* Begin *

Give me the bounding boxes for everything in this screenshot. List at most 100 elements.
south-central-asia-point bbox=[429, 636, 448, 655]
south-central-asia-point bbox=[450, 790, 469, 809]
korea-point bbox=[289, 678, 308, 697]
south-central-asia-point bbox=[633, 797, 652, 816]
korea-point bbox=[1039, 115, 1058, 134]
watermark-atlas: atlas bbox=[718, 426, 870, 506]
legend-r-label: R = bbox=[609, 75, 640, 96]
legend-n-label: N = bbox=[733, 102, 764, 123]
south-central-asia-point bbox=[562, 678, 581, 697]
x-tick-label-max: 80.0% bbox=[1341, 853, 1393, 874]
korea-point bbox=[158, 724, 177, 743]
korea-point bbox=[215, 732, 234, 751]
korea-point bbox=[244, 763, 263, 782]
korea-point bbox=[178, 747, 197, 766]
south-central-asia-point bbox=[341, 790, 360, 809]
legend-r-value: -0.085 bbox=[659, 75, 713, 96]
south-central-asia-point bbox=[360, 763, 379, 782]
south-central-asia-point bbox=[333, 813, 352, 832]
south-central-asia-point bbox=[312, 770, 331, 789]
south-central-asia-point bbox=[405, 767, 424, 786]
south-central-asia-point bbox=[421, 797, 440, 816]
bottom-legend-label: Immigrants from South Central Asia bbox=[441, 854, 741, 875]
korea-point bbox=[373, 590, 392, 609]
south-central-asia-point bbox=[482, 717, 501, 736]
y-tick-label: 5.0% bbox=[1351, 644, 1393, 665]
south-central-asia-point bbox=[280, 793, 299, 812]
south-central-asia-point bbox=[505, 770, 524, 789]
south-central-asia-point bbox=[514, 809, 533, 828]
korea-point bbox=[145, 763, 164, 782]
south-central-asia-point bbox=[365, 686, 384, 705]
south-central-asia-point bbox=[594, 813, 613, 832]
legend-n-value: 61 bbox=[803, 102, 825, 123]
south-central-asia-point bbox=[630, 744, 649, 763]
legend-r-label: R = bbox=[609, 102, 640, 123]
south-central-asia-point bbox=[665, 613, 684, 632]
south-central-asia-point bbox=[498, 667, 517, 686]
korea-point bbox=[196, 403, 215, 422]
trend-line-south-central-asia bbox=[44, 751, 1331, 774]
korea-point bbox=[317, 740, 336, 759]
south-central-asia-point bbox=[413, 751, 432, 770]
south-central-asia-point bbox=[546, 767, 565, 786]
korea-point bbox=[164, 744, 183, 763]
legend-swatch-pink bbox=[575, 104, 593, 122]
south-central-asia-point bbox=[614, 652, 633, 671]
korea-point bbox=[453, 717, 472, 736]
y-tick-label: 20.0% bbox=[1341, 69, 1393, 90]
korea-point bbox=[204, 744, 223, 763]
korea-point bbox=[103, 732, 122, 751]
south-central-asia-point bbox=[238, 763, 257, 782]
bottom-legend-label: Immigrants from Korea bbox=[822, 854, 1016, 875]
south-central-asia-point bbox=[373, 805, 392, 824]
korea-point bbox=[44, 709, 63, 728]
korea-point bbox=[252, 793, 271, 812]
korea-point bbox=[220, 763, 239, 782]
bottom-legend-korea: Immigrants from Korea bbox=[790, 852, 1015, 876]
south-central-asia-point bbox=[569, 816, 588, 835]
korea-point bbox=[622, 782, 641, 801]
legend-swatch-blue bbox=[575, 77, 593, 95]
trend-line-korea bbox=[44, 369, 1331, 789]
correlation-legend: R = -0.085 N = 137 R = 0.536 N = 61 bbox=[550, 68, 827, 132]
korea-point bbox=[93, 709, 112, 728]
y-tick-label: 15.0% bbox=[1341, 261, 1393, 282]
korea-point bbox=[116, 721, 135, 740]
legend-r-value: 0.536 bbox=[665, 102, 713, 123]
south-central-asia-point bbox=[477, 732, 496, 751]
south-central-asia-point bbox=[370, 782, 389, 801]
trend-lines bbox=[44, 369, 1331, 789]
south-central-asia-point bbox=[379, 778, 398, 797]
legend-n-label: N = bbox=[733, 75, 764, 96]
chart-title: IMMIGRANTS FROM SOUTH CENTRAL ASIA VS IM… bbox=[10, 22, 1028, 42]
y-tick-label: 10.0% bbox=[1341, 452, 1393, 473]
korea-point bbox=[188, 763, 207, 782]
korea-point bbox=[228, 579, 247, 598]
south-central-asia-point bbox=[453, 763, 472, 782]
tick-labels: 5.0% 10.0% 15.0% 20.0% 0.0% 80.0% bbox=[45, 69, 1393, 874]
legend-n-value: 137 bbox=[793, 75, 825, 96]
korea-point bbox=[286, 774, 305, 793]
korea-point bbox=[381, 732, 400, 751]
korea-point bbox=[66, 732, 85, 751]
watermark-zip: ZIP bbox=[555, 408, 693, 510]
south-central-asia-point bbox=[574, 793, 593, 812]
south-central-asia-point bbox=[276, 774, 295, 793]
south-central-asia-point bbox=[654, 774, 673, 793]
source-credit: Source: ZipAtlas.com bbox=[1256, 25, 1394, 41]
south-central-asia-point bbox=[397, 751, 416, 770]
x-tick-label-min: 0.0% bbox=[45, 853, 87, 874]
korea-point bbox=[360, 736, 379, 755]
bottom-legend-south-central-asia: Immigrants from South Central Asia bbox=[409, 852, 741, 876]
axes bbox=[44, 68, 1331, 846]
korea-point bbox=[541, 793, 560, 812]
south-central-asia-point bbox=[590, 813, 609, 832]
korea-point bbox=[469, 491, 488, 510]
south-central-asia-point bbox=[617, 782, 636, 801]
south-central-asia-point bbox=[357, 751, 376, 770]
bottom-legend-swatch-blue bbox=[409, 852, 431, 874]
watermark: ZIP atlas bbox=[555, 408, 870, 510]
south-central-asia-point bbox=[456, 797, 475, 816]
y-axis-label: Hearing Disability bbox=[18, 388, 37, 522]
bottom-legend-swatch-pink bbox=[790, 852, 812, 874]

* End *
* Begin *

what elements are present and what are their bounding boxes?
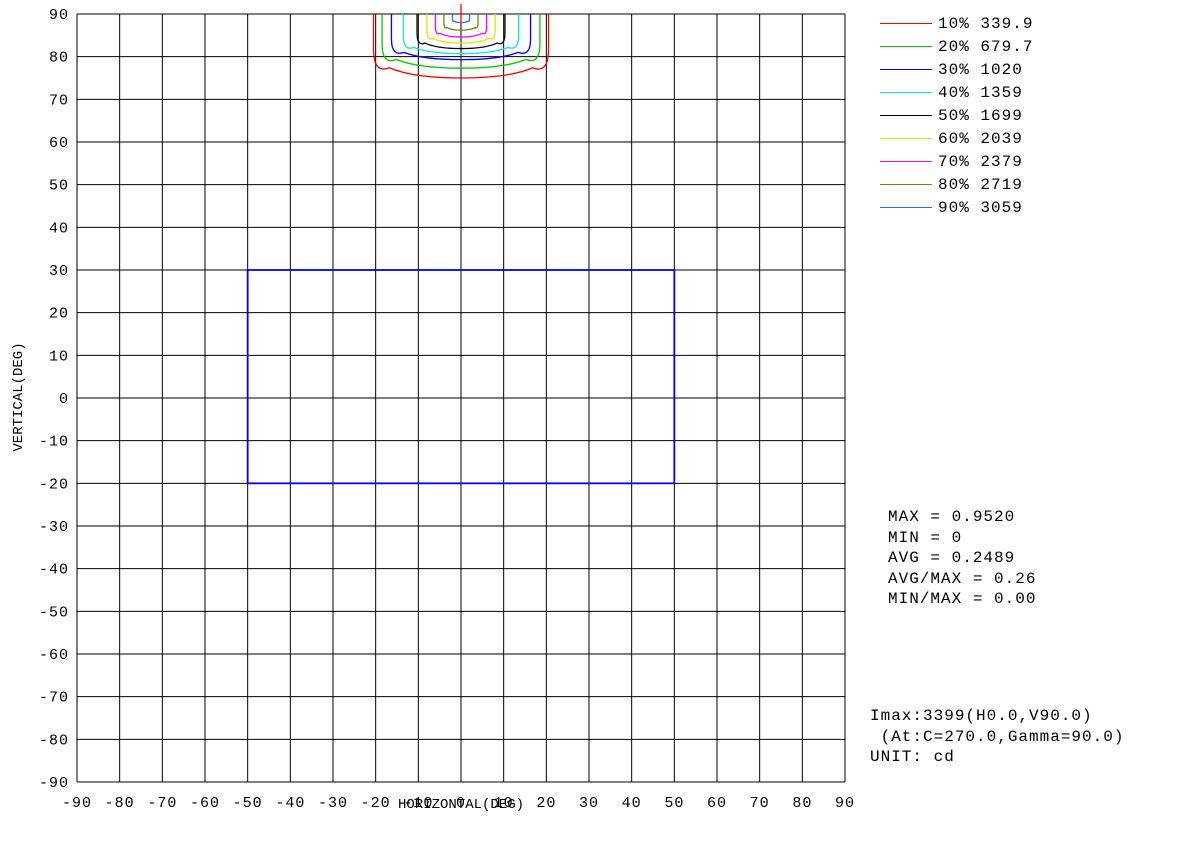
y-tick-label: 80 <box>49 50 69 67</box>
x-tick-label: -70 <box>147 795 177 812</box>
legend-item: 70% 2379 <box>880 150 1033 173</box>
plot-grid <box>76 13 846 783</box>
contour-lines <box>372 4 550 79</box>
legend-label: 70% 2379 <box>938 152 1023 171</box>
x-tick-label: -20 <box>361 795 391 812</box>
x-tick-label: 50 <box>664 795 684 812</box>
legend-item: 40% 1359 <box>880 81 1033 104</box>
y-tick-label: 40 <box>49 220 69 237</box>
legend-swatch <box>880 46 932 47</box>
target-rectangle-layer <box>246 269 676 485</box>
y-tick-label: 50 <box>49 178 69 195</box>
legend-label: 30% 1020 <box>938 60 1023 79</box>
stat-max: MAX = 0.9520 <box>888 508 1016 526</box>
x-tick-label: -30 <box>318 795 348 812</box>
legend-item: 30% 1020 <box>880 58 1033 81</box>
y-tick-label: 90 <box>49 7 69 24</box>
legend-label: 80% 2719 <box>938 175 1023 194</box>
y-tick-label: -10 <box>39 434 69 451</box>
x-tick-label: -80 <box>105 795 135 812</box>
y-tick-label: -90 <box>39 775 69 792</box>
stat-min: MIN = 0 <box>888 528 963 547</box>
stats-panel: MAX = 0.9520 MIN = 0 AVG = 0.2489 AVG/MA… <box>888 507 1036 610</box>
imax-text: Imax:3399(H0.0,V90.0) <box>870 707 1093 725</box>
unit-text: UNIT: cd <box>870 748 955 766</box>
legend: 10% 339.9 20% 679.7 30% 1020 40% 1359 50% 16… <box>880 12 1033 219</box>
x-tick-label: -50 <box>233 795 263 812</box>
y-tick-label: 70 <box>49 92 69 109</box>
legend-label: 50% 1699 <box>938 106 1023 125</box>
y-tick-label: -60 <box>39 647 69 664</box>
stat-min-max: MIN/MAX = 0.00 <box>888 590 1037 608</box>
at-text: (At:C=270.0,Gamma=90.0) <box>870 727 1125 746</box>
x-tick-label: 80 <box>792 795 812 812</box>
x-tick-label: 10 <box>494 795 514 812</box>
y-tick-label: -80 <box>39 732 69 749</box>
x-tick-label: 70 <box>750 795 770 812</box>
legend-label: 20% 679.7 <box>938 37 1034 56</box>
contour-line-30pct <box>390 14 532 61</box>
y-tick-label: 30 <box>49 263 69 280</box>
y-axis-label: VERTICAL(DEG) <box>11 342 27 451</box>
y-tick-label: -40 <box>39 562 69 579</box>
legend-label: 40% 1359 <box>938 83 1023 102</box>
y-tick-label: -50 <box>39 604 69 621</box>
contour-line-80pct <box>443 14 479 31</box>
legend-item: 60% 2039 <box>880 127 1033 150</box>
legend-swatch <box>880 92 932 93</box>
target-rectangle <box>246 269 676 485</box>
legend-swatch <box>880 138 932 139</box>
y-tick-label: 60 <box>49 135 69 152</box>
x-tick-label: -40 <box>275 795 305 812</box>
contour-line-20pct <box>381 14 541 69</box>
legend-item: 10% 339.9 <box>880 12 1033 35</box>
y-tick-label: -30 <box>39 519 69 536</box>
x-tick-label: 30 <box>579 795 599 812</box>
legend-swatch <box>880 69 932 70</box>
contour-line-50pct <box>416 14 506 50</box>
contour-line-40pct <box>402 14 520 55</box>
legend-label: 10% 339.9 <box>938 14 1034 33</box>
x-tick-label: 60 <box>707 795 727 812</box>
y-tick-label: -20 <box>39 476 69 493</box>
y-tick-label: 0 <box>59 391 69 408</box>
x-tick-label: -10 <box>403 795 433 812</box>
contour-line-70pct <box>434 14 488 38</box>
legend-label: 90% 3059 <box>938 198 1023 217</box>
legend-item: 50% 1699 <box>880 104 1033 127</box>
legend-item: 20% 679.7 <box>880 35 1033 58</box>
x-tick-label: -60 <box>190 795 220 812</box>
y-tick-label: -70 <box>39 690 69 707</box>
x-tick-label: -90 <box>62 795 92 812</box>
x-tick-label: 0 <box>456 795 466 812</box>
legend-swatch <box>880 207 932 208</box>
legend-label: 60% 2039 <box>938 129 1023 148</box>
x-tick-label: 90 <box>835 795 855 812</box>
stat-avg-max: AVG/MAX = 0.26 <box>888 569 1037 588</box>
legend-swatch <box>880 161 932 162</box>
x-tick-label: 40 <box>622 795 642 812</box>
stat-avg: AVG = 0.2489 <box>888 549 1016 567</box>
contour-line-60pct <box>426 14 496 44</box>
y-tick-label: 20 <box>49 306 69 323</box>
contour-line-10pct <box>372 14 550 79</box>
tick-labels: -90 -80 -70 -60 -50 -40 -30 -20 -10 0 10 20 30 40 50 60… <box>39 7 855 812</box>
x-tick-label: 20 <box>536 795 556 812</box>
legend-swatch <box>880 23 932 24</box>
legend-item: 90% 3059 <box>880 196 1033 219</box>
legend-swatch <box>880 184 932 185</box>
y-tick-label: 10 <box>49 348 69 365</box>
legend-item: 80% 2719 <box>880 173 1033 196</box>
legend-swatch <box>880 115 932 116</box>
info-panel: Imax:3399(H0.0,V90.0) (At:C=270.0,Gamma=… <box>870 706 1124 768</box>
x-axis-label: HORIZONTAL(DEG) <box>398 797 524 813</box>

* End *

Format the items from the line with "Give me the" to the line with "south-central-asia-point bbox=[341, 790, 360, 809]" as a Markdown table with the columns Row and Line. Number each line in Row, put the line itself in Line, and leave out any blank lines.

| Row | Line |
|---|---|
| 1 | Give me the bounding boxes for everything in this screenshot. List at most 100 elements. |
| 2 | south-central-asia-point bbox=[429, 636, 448, 655] |
| 3 | south-central-asia-point bbox=[450, 790, 469, 809] |
| 4 | korea-point bbox=[289, 678, 308, 697] |
| 5 | south-central-asia-point bbox=[633, 797, 652, 816] |
| 6 | korea-point bbox=[1039, 115, 1058, 134] |
| 7 | watermark-atlas: atlas bbox=[718, 426, 870, 506] |
| 8 | legend-r-label: R = bbox=[609, 75, 640, 96] |
| 9 | legend-n-label: N = bbox=[733, 102, 764, 123] |
| 10 | south-central-asia-point bbox=[562, 678, 581, 697] |
| 11 | x-tick-label-max: 80.0% bbox=[1341, 853, 1393, 874] |
| 12 | korea-point bbox=[158, 724, 177, 743] |
| 13 | korea-point bbox=[215, 732, 234, 751] |
| 14 | korea-point bbox=[244, 763, 263, 782] |
| 15 | korea-point bbox=[178, 747, 197, 766] |
| 16 | south-central-asia-point bbox=[341, 790, 360, 809] |